Problem
Print verbatim every line starting at the one that contains "Serialize everything readable" and ending at the final line of the records; include both endpoints.

Supplied material
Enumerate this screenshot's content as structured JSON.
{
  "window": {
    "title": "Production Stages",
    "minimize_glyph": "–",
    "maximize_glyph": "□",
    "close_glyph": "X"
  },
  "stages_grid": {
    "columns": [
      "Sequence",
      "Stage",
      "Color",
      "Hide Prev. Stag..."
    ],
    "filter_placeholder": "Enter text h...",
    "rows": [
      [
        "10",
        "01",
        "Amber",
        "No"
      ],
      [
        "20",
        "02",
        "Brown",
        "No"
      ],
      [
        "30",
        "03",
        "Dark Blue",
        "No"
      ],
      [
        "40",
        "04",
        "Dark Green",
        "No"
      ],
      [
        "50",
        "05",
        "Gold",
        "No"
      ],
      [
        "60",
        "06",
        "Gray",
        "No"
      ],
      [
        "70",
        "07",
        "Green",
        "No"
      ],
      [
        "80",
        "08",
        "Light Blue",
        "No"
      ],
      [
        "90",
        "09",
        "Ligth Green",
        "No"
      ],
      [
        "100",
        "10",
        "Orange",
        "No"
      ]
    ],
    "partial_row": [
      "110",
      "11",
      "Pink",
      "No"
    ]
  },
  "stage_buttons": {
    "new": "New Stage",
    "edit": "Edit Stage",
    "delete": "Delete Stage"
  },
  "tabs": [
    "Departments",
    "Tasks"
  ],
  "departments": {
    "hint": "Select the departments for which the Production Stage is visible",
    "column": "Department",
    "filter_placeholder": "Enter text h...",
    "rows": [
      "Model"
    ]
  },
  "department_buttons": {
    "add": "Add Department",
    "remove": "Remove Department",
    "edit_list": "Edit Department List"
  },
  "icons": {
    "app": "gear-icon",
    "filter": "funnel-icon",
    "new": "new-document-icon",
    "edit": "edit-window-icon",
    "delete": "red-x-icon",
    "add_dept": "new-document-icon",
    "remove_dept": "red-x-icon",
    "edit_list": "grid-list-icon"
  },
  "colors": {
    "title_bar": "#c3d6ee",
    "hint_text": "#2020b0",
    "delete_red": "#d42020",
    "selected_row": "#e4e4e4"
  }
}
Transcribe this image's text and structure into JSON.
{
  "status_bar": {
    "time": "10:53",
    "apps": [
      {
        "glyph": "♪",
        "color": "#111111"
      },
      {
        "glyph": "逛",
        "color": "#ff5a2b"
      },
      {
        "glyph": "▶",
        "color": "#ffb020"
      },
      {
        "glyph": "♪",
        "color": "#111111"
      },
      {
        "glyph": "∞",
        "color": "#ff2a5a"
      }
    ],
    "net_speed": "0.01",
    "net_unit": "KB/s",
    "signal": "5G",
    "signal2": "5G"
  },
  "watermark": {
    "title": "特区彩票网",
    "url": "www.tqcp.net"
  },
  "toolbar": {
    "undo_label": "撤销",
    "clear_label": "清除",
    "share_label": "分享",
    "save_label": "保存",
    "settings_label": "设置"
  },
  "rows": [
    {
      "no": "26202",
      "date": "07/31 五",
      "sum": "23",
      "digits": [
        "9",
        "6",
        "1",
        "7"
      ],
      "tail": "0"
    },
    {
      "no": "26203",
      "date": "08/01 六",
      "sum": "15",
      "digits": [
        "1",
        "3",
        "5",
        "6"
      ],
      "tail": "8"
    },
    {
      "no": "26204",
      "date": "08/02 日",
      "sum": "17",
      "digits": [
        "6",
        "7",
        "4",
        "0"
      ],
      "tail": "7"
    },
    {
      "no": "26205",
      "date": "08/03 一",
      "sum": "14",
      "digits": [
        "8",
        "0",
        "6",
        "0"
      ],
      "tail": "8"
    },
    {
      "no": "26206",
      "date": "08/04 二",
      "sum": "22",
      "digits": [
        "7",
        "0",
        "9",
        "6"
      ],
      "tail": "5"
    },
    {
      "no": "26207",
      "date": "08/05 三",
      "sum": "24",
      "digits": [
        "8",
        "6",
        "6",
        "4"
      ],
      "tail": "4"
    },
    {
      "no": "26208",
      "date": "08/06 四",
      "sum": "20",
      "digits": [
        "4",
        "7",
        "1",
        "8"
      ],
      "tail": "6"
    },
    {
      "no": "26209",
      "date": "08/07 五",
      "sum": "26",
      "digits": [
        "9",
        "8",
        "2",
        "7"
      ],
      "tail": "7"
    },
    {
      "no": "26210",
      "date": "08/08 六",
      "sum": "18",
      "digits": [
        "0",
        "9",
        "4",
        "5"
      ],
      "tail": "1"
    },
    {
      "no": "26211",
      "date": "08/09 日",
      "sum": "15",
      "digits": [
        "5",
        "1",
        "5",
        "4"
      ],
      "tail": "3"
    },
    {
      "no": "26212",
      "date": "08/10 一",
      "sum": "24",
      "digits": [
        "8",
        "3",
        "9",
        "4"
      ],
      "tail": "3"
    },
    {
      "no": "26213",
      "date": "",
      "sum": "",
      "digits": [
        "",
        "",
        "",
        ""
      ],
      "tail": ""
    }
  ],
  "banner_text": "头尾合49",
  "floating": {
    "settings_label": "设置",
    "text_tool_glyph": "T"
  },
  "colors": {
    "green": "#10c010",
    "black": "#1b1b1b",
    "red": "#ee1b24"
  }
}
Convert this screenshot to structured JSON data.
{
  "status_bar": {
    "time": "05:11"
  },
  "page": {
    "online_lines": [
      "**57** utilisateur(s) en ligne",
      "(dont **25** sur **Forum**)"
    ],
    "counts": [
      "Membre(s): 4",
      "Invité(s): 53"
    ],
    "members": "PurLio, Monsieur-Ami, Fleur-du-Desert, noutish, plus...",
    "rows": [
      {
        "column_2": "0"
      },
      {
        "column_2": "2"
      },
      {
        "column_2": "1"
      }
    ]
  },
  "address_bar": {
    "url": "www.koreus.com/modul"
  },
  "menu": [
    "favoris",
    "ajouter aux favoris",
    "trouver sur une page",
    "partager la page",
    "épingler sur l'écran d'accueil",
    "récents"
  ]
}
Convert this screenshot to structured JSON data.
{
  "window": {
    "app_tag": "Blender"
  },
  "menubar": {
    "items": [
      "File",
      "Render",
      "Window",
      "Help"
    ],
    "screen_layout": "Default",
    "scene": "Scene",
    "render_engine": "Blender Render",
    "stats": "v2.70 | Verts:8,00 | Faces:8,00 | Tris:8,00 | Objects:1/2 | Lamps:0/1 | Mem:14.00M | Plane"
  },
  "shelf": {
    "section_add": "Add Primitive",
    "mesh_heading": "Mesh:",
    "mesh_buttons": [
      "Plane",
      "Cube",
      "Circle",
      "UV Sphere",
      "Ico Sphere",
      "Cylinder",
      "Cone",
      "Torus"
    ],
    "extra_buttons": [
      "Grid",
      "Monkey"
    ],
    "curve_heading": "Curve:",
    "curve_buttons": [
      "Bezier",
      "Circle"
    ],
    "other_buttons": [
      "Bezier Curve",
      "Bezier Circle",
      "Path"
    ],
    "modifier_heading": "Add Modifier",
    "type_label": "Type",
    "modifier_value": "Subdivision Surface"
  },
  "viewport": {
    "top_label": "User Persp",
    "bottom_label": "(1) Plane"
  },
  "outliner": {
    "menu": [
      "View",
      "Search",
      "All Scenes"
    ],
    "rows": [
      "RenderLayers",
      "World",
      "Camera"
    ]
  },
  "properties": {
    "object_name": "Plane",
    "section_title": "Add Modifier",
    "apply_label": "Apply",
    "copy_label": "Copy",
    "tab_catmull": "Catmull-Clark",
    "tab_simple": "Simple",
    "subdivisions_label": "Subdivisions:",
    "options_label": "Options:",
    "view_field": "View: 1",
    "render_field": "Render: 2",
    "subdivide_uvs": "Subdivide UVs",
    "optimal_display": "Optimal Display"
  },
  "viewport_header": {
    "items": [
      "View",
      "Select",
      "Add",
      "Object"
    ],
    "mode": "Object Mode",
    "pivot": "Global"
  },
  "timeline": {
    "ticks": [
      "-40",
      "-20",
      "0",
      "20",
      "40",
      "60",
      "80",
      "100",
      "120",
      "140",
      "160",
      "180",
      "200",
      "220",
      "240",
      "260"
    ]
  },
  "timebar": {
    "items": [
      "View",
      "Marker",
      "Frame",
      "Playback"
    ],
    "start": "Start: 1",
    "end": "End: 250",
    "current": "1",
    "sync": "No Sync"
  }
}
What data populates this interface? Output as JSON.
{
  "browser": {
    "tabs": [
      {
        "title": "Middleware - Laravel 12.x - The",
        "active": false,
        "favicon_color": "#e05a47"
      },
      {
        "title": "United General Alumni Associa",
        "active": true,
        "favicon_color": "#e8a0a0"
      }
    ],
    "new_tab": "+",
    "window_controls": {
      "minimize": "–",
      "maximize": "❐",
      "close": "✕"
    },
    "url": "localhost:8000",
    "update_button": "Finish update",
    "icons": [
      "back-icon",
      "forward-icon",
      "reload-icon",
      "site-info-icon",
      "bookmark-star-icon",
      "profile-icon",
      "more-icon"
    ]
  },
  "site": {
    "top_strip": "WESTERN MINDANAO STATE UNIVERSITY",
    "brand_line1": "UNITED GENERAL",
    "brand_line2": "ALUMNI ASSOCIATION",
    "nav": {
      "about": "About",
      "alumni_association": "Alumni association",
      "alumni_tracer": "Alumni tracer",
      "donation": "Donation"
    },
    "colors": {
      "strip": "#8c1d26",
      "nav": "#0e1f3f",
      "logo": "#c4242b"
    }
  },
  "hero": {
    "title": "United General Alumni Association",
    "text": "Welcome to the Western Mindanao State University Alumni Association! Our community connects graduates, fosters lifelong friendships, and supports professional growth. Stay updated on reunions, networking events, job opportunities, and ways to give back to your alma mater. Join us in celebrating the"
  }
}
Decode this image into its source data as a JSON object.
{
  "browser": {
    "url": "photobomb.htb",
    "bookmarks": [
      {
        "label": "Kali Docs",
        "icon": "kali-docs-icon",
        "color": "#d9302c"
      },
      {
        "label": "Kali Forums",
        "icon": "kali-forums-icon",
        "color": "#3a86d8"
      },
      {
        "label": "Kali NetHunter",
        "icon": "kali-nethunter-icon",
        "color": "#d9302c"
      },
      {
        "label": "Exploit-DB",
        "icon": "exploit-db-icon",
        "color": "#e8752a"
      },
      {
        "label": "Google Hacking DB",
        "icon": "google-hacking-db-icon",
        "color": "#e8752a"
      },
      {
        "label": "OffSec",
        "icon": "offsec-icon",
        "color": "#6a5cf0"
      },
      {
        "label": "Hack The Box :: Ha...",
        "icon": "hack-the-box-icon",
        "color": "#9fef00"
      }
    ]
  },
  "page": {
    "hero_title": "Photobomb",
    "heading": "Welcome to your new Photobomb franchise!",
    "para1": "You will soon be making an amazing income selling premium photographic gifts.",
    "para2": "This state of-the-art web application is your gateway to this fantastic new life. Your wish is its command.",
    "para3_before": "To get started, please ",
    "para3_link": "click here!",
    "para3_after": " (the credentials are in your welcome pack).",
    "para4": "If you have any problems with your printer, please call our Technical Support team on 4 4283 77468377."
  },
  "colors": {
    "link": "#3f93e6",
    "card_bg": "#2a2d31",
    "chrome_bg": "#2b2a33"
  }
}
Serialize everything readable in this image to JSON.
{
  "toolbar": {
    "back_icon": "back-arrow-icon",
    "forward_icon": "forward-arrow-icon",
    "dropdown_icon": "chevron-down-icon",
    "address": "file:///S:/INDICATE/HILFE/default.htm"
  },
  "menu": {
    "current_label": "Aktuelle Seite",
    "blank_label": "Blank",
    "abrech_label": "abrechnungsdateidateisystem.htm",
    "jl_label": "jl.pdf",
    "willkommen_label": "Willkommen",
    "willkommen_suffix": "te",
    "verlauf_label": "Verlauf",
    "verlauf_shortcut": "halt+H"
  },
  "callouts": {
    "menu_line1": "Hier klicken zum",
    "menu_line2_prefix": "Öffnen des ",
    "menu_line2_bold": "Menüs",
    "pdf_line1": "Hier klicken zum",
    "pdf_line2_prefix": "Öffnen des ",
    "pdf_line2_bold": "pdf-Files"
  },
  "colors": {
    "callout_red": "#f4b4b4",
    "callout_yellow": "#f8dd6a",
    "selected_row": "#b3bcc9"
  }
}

Answer to the exercise
Serialize everything readable in this image to JSON.
{
  "toolbar": {
    "back_icon": "back-arrow-icon",
    "forward_icon": "forward-arrow-icon",
    "dropdown_icon": "chevron-down-icon",
    "address": "file:///S:/INDICATE/HILFE/default.htm"
  },
  "menu": {
    "current_label": "Aktuelle Seite",
    "blank_label": "Blank",
    "abrech_label": "abrechnungsdateidateisystem.htm",
    "jl_label": "jl.pdf",
    "willkommen_label": "Willkommen",
    "willkommen_suffix": "te",
    "verlauf_label": "Verlauf",
    "verlauf_shortcut": "halt+H"
  },
  "callouts": {
    "menu_line1": "Hier klicken zum",
    "menu_line2_prefix": "Öffnen des ",
    "menu_line2_bold": "Menüs",
    "pdf_line1": "Hier klicken zum",
    "pdf_line2_prefix": "Öffnen des ",
    "pdf_line2_bold": "pdf-Files"
  },
  "colors": {
    "callout_red": "#f4b4b4",
    "callout_yellow": "#f8dd6a",
    "selected_row": "#b3bcc9"
  }
}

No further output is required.